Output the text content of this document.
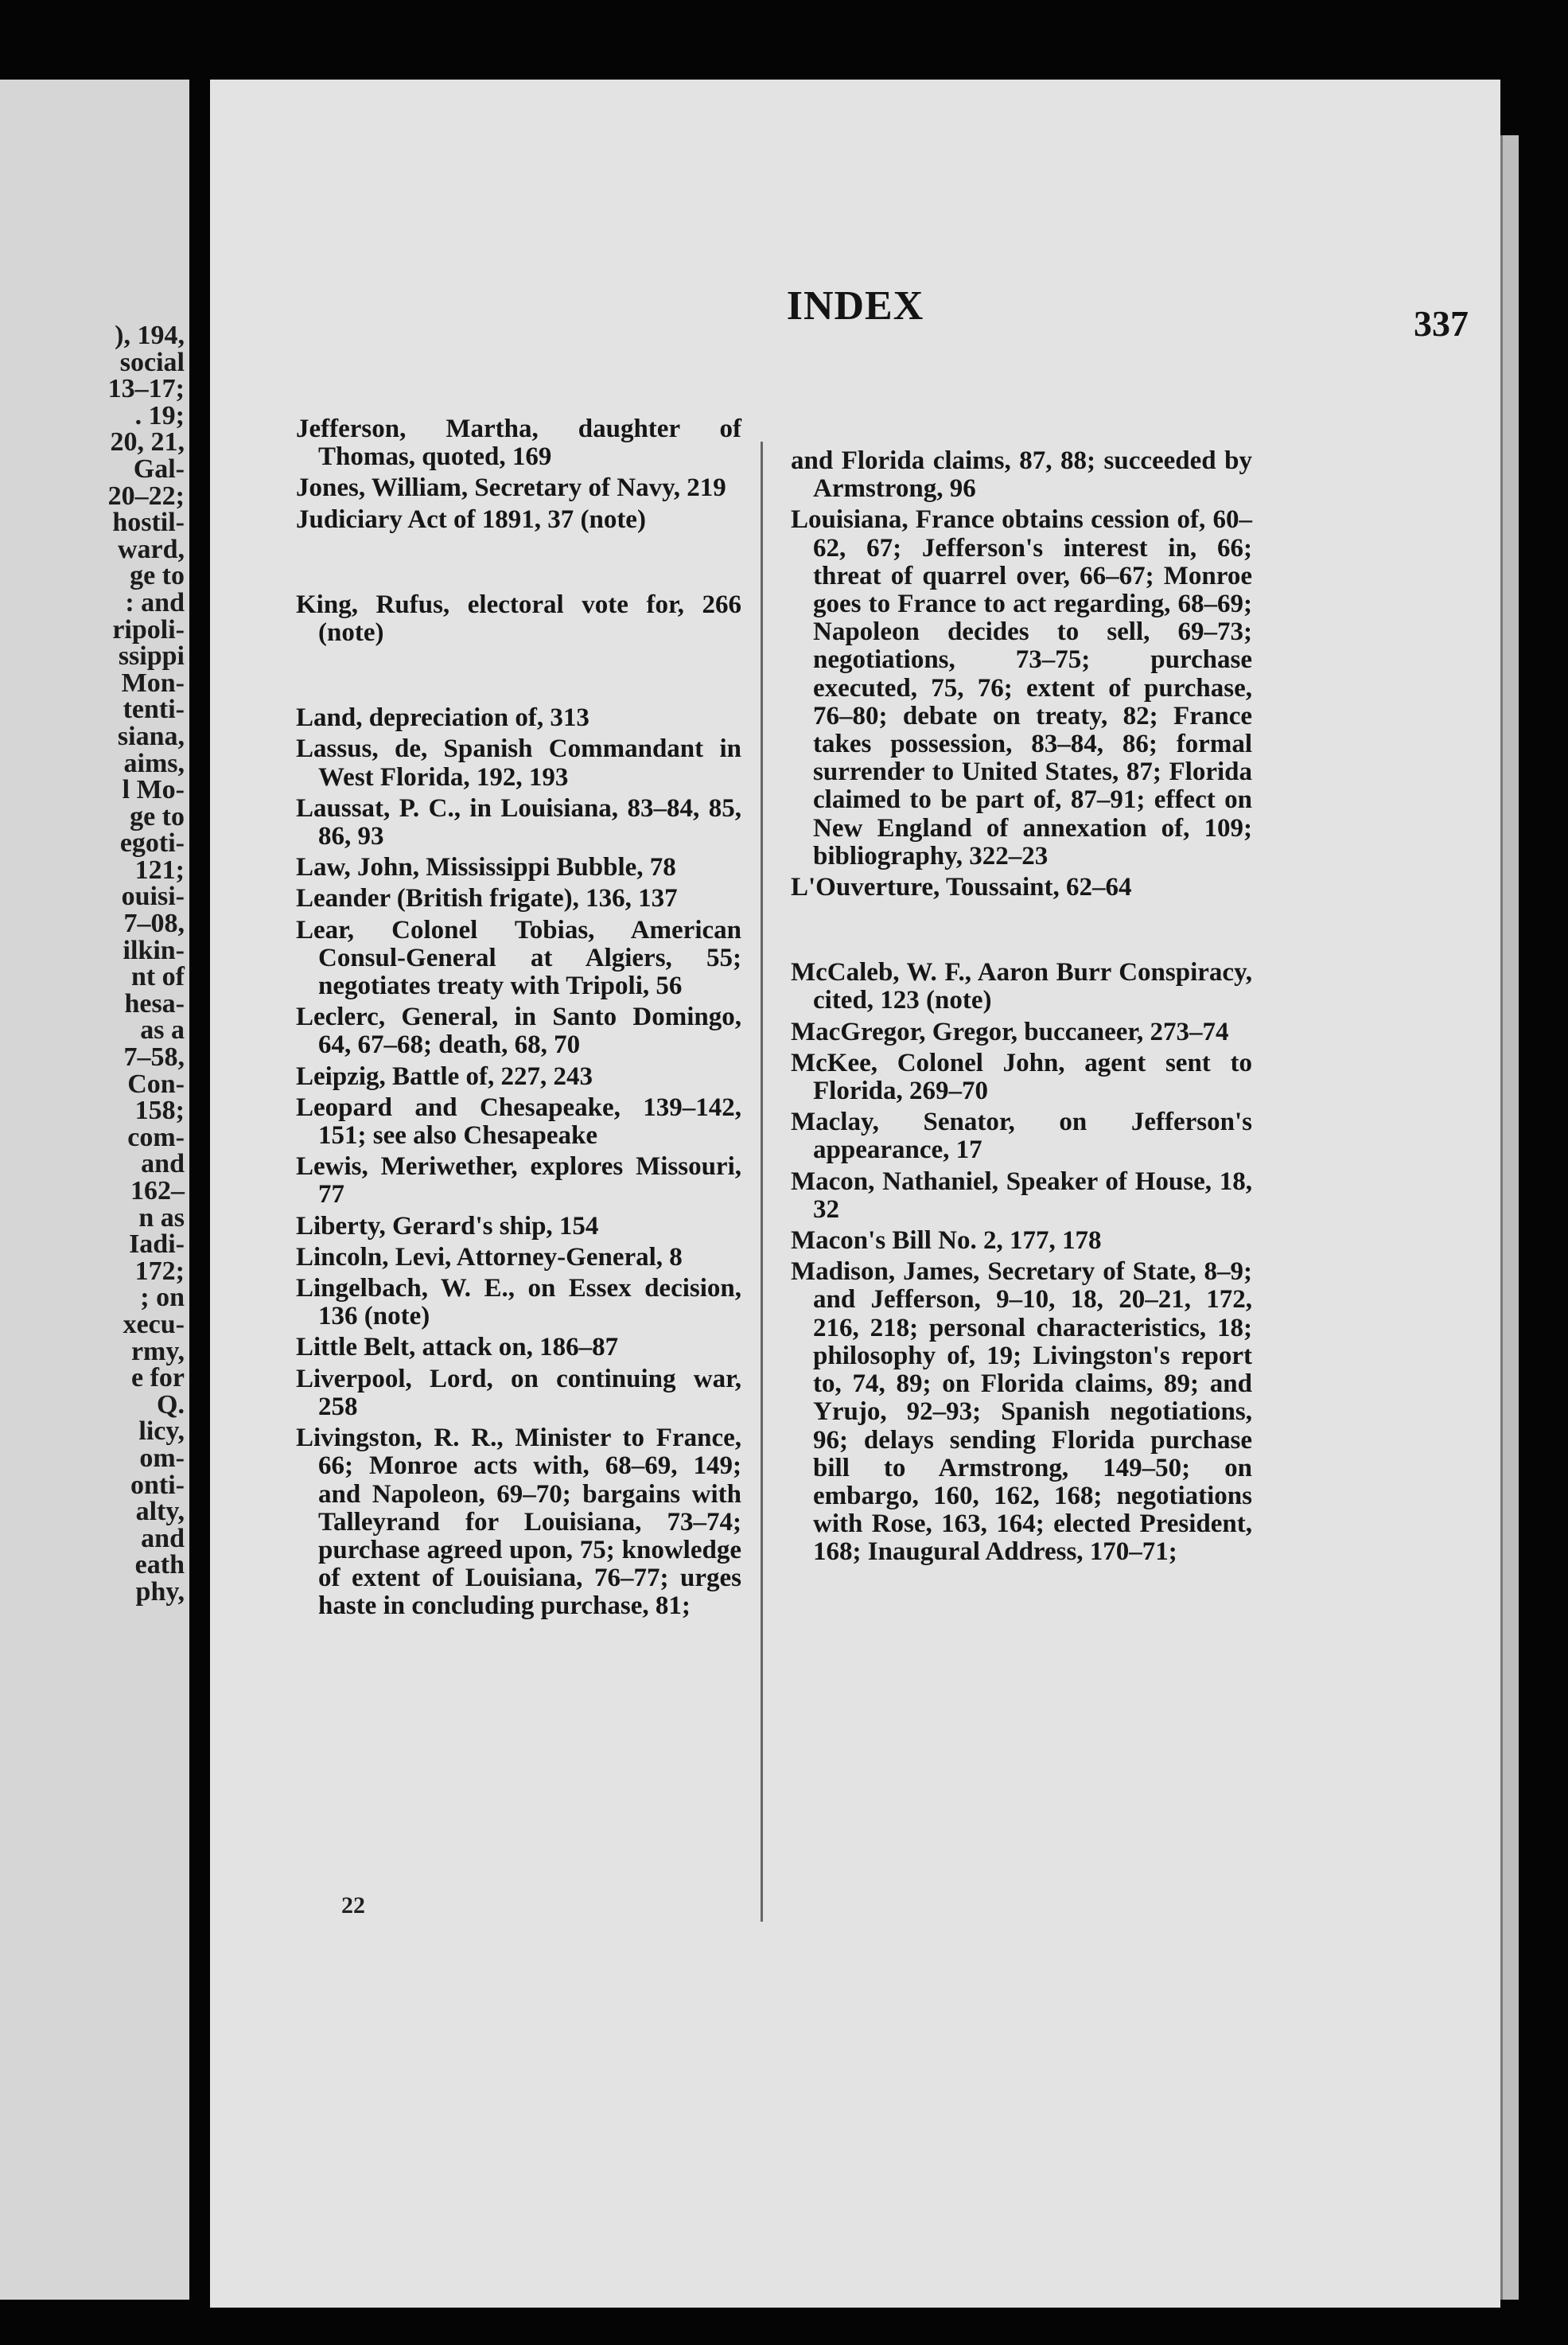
), 194,
social
13–17;
. 19;
20, 21,
Gal-
20–22;
hostil-
ward,
ge to
: and
ripoli-
ssippi
Mon-
tenti-
siana,
aims,
l Mo-
ge to
egoti-
121;
ouisi-
7–08,
ilkin-
nt of
hesa-
as a
7–58,
Con-
158;
com-
and
162–
n as
Iadi-
172;
; on
xecu-
rmy,
e for
Q.
licy,
om-
onti-
alty,
and
eath
phy,
INDEX	337
Jefferson, Martha, daughter of Thomas, quoted, 169
Jones, William, Secretary of Navy, 219
Judiciary Act of 1891, 37 (note)
King, Rufus, electoral vote for, 266 (note)
Land, depreciation of, 313
Lassus, de, Spanish Commandant in West Florida, 192, 193
Laussat, P. C., in Louisiana, 83–84, 85, 86, 93
Law, John, Mississippi Bubble, 78
Leander (British frigate), 136, 137
Lear, Colonel Tobias, American Consul-General at Algiers, 55; negotiates treaty with Tripoli, 56
Leclerc, General, in Santo Domingo, 64, 67–68; death, 68, 70
Leipzig, Battle of, 227, 243
Leopard and Chesapeake, 139–142, 151; see also Chesapeake
Lewis, Meriwether, explores Missouri, 77
Liberty, Gerard's ship, 154
Lincoln, Levi, Attorney-General, 8
Lingelbach, W. E., on Essex decision, 136 (note)
Little Belt, attack on, 186–87
Liverpool, Lord, on continuing war, 258
Livingston, R. R., Minister to France, 66; Monroe acts with, 68–69, 149; and Napoleon, 69–70; bargains with Talleyrand for Louisiana, 73–74; purchase agreed upon, 75; knowledge of extent of Louisiana, 76–77; urges haste in concluding purchase, 81;
and Florida claims, 87, 88; succeeded by Armstrong, 96
Louisiana, France obtains cession of, 60–62, 67; Jefferson's interest in, 66; threat of quarrel over, 66–67; Monroe goes to France to act regarding, 68–69; Napoleon decides to sell, 69–73; negotiations, 73–75; purchase executed, 75, 76; extent of purchase, 76–80; debate on treaty, 82; France takes possession, 83–84, 86; formal surrender to United States, 87; Florida claimed to be part of, 87–91; effect on New England of annexation of, 109; bibliography, 322–23
L'Ouverture, Toussaint, 62–64
McCaleb, W. F., Aaron Burr Conspiracy, cited, 123 (note)
MacGregor, Gregor, buccaneer, 273–74
McKee, Colonel John, agent sent to Florida, 269–70
Maclay, Senator, on Jefferson's appearance, 17
Macon, Nathaniel, Speaker of House, 18, 32
Macon's Bill No. 2, 177, 178
Madison, James, Secretary of State, 8–9; and Jefferson, 9–10, 18, 20–21, 172, 216, 218; personal characteristics, 18; philosophy of, 19; Livingston's report to, 74, 89; on Florida claims, 89; and Yrujo, 92–93; Spanish negotiations, 96; delays sending Florida purchase bill to Armstrong, 149–50; on embargo, 160, 162, 168; negotiations with Rose, 163, 164; elected President, 168; Inaugural Address, 170–71;
22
━━━━━━
**What the exercise asks:** Keep the pictures out of the copy and return the rest of the data above exactly.

**Exercise answer:**
Output the text content of this document.
), 194,
social
13–17;
. 19;
20, 21,
Gal-
20–22;
hostil-
ward,
ge to
: and
ripoli-
ssippi
Mon-
tenti-
siana,
aims,
l Mo-
ge to
egoti-
121;
ouisi-
7–08,
ilkin-
nt of
hesa-
as a
7–58,
Con-
158;
com-
and
162–
n as
Iadi-
172;
; on
xecu-
rmy,
e for
Q.
licy,
om-
onti-
alty,
and
eath
phy,
INDEX	337
Jefferson, Martha, daughter of Thomas, quoted, 169
Jones, William, Secretary of Navy, 219
Judiciary Act of 1891, 37 (note)
King, Rufus, electoral vote for, 266 (note)
Land, depreciation of, 313
Lassus, de, Spanish Commandant in West Florida, 192, 193
Laussat, P. C., in Louisiana, 83–84, 85, 86, 93
Law, John, Mississippi Bubble, 78
Leander (British frigate), 136, 137
Lear, Colonel Tobias, American Consul-General at Algiers, 55; negotiates treaty with Tripoli, 56
Leclerc, General, in Santo Domingo, 64, 67–68; death, 68, 70
Leipzig, Battle of, 227, 243
Leopard and Chesapeake, 139–142, 151; see also Chesapeake
Lewis, Meriwether, explores Missouri, 77
Liberty, Gerard's ship, 154
Lincoln, Levi, Attorney-General, 8
Lingelbach, W. E., on Essex decision, 136 (note)
Little Belt, attack on, 186–87
Liverpool, Lord, on continuing war, 258
Livingston, R. R., Minister to France, 66; Monroe acts with, 68–69, 149; and Napoleon, 69–70; bargains with Talleyrand for Louisiana, 73–74; purchase agreed upon, 75; knowledge of extent of Louisiana, 76–77; urges haste in concluding purchase, 81;
and Florida claims, 87, 88; succeeded by Armstrong, 96
Louisiana, France obtains cession of, 60–62, 67; Jefferson's interest in, 66; threat of quarrel over, 66–67; Monroe goes to France to act regarding, 68–69; Napoleon decides to sell, 69–73; negotiations, 73–75; purchase executed, 75, 76; extent of purchase, 76–80; debate on treaty, 82; France takes possession, 83–84, 86; formal surrender to United States, 87; Florida claimed to be part of, 87–91; effect on New England of annexation of, 109; bibliography, 322–23
L'Ouverture, Toussaint, 62–64
McCaleb, W. F., Aaron Burr Conspiracy, cited, 123 (note)
MacGregor, Gregor, buccaneer, 273–74
McKee, Colonel John, agent sent to Florida, 269–70
Maclay, Senator, on Jefferson's appearance, 17
Macon, Nathaniel, Speaker of House, 18, 32
Macon's Bill No. 2, 177, 178
Madison, James, Secretary of State, 8–9; and Jefferson, 9–10, 18, 20–21, 172, 216, 218; personal characteristics, 18; philosophy of, 19; Livingston's report to, 74, 89; on Florida claims, 89; and Yrujo, 92–93; Spanish negotiations, 96; delays sending Florida purchase bill to Armstrong, 149–50; on embargo, 160, 162, 168; negotiations with Rose, 163, 164; elected President, 168; Inaugural Address, 170–71;
22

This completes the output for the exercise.